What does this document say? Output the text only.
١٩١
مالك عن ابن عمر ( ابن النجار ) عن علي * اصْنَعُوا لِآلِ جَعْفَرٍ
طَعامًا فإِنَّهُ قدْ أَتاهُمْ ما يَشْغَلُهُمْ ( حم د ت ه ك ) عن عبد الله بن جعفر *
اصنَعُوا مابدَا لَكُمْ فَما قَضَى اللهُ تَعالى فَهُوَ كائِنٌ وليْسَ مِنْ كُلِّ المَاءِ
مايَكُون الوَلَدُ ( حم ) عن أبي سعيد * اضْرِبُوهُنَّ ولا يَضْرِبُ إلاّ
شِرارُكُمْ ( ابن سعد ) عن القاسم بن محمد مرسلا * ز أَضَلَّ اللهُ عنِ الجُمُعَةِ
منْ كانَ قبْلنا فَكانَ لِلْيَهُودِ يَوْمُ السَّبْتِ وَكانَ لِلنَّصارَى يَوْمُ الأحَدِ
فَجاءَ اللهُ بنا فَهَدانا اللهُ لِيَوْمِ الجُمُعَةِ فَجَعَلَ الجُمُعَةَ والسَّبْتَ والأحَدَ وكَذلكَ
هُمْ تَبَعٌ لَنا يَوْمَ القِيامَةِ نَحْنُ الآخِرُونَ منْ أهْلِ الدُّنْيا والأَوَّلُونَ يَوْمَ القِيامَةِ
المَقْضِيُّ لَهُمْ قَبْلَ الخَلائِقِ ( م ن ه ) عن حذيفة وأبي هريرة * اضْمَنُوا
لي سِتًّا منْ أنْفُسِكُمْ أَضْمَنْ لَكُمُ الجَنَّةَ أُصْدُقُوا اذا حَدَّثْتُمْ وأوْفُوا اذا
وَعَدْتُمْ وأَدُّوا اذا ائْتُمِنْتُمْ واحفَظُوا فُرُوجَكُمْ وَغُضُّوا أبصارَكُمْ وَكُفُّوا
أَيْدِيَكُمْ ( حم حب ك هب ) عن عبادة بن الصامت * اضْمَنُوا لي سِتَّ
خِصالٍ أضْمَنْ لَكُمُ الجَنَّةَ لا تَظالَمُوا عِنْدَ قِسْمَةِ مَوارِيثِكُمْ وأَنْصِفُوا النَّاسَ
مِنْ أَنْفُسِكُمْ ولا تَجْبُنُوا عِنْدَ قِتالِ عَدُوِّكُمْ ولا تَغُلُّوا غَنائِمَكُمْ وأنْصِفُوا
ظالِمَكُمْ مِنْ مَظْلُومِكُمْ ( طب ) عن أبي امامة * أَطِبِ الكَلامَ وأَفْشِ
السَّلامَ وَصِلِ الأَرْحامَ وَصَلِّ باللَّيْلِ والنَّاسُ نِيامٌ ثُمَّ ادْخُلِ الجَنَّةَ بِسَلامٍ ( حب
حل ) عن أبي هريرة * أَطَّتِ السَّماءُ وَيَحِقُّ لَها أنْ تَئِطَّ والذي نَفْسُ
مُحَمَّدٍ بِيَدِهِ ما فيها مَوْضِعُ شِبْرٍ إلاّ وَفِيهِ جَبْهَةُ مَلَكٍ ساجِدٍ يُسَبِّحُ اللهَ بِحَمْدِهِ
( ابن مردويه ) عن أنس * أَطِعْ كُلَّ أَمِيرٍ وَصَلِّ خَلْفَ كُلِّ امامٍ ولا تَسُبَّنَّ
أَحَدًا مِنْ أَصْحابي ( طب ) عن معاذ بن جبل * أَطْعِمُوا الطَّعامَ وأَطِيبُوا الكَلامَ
++++++
Work required
State only the count of lines above that hold the string "هريرة".

Result below
2